Selected extract
..............................

1/13/10

Never Judge a Person By Their Relatives

My wife and I were in Powell's City of Books yesterday in Portland. We spent twenty minutes in the lobby looking at a bookshelf full of new releases and old favorites before we decided to venture any deeper into the labyrinth of bookshelves, magazines and Powell's brand merchandise. The store takes up an entire city block and they have every book you can imagine on nearly every topic. We were in the Red Room--the religious section--and based on my quick survey of the shelves, most of the books are crap. But everyone would find something they think is crap in the religious section.

One of the books we picked up was by the writer Deepak Chopra. It was about something called the "Third Jesus" and promised to tell the secret to living the kind of mystical selfless life that Jesus described in the gospels. Now, granted, I didn't read more than the jacket cover and a few random pages in the book, but it seemed to be that the key to the whole thing was wrapped up in a few key secrets to the universe that Deepak has somehow discovered by a lot of meditation. Or something like that. "Buy this book. It will tell you how to be a better person.

This had followed a recent conversation with a dear friend who shared that she was tired of the hypocrisy of Christianity and didn't see how it was doing much better than any other religion at making people into better people. I didn't really respond to her then, I wasn't really sure what to say. She has a point, Christians are statistically no better than anyone else on a myriad of social sins--though it is my personal opinion that statistics are 90% lies.

After Deepak, we went deeper (eh eh) into the bookstore. As I said, we were in the religious section and the shelves were lined with books telling me how to be happy, how to be fulfilled, how to be a better person. I had this feeling in the pit of my stomach that something about all of this was wrong. And then I think I figured it out.

..............................

Written problem A
Can you write out the Powell's post again, starting with "This had followed" and going on through "figured it out.", with "bookshop" substituted for "bookstore"?
Written problem B
Could you resume the Powell's post from where it stops?
The data after this point is separate material, unrelated to the Powell's post.

..............................

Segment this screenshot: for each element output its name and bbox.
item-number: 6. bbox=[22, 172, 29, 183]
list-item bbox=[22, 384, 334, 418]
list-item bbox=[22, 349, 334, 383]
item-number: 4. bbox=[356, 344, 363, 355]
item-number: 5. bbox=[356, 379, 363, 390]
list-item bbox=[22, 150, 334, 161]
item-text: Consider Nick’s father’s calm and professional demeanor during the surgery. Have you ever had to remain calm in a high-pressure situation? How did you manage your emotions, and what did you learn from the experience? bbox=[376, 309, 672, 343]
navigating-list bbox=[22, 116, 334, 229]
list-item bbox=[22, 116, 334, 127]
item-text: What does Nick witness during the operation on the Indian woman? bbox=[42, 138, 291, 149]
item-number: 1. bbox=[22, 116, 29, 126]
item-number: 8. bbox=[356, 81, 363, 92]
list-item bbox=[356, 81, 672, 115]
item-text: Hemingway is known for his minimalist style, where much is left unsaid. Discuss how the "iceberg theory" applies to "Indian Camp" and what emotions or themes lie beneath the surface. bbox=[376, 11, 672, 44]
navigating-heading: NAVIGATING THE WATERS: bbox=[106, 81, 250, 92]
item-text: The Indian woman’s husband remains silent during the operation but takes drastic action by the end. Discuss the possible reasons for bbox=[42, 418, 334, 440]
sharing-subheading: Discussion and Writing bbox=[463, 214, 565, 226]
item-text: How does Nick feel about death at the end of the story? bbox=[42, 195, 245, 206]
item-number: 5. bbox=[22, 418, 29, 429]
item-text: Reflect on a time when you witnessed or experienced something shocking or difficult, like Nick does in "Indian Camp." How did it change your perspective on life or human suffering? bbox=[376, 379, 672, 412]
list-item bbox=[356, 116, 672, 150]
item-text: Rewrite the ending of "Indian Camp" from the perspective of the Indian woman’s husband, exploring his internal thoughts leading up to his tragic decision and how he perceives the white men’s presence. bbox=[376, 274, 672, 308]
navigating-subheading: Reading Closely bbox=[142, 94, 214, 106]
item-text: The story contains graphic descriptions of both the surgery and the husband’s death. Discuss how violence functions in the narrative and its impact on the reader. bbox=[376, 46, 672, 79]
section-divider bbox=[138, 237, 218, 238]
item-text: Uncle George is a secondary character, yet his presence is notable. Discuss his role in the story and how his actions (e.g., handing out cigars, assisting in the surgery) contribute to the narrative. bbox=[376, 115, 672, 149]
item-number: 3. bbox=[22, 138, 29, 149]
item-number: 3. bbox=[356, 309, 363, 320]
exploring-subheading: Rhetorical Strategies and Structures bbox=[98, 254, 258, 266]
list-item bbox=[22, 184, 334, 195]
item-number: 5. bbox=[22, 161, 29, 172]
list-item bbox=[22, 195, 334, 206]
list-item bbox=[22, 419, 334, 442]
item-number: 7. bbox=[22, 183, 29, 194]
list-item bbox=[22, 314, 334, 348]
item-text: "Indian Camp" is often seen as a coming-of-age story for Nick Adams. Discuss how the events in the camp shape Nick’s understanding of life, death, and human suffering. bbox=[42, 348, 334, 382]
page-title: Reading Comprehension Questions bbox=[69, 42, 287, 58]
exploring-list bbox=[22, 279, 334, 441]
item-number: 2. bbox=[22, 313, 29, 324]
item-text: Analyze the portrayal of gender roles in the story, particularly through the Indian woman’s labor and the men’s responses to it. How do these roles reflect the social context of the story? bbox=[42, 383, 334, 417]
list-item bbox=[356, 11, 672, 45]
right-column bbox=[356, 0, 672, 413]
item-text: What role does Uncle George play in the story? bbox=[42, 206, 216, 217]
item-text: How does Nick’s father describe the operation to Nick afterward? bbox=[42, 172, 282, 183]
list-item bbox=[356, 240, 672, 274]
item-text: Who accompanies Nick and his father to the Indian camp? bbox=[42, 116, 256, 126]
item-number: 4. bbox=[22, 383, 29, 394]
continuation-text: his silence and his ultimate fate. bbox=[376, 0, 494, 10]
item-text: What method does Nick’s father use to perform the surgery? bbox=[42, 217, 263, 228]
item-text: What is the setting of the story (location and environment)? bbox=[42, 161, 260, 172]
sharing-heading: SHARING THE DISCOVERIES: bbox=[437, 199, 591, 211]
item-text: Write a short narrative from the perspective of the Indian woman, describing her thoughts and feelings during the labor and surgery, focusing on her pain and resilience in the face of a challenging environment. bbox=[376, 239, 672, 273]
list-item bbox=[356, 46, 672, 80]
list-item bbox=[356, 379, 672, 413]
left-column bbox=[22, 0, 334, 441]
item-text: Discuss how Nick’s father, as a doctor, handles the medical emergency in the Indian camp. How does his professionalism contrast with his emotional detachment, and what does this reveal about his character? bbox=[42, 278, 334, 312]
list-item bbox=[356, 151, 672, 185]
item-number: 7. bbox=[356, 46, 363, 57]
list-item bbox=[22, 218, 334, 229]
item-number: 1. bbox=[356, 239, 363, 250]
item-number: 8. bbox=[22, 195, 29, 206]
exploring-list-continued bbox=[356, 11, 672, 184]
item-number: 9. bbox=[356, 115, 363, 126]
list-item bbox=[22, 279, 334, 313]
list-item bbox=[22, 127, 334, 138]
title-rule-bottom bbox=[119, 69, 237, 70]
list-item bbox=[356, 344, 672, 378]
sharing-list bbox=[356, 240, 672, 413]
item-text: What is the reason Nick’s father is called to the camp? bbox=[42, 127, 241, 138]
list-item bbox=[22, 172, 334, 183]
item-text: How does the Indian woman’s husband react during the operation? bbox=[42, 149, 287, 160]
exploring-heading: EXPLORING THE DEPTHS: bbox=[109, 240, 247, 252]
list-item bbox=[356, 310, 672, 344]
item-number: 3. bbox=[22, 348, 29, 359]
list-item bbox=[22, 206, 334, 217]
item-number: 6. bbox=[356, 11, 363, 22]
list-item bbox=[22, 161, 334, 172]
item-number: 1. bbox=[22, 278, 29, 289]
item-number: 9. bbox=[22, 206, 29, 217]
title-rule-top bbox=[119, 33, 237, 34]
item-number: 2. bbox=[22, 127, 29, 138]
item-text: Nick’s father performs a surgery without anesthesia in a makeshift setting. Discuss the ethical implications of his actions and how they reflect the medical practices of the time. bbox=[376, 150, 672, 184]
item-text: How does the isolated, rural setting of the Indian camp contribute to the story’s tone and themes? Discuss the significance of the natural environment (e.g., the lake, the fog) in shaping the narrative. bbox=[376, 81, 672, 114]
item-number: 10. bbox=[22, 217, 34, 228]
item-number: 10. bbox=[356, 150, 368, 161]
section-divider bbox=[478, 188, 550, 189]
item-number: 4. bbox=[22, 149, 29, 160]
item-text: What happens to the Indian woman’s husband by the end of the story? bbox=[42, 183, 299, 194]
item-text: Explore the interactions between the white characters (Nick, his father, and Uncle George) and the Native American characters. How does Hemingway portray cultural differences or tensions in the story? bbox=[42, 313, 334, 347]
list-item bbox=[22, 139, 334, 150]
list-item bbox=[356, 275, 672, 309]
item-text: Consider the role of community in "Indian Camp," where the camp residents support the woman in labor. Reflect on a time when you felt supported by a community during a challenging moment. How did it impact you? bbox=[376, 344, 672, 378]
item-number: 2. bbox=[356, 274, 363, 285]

..............................

Task response A
This had followed a recent conversation with a dear friend who shared that she was tired of the hypocrisy of Christianity and didn't see how it was doing much better than any other religion at making people into better people. I didn't really respond to her then, I wasn't really sure what to say. She has a point, Christians are statistically no better than anyone else on a myriad of social sins--though it is my personal opinion that statistics are 90% lies.

After Deepak, we went deeper (eh eh) into the bookshop. As I said, we were in the religious section and the shelves were lined with books telling me how to be happy, how to be fulfilled, how to be a better person. I had this feeling in the pit of my stomach that something about all of this was wrong. And then I think I figured it out.

Task response B
It happened when my wife said, "They're all missing the point!" To which I replied, "Yes, they are. I was just thinking that." But between you and me I hadn't thought of that at all beyond the stomach thing. She was right though. They were all missing the point!

The Christian life isn't about being a good person. It isn't about being a happier, more fulfilled person. It isn't about doing good things in your church or homeless shelter. It isn't about feeding the poor. it isn't even about being 'god-concious' (whatever that means). All of these things are great things that everyone from Buddhists to Mormons do. I am reminded of a poster I saw one time advertising a clothing distribution organized by an Islamic group. That's not the point.

Here's the point: God. It's all about God. You want to stop being a scummy husband? Take your nose out of your navel and look at God. You want to care more about the poor? Take your nose out of your wallet and look at God. Feel better about your looks? Eyes out of the mirror and onto God.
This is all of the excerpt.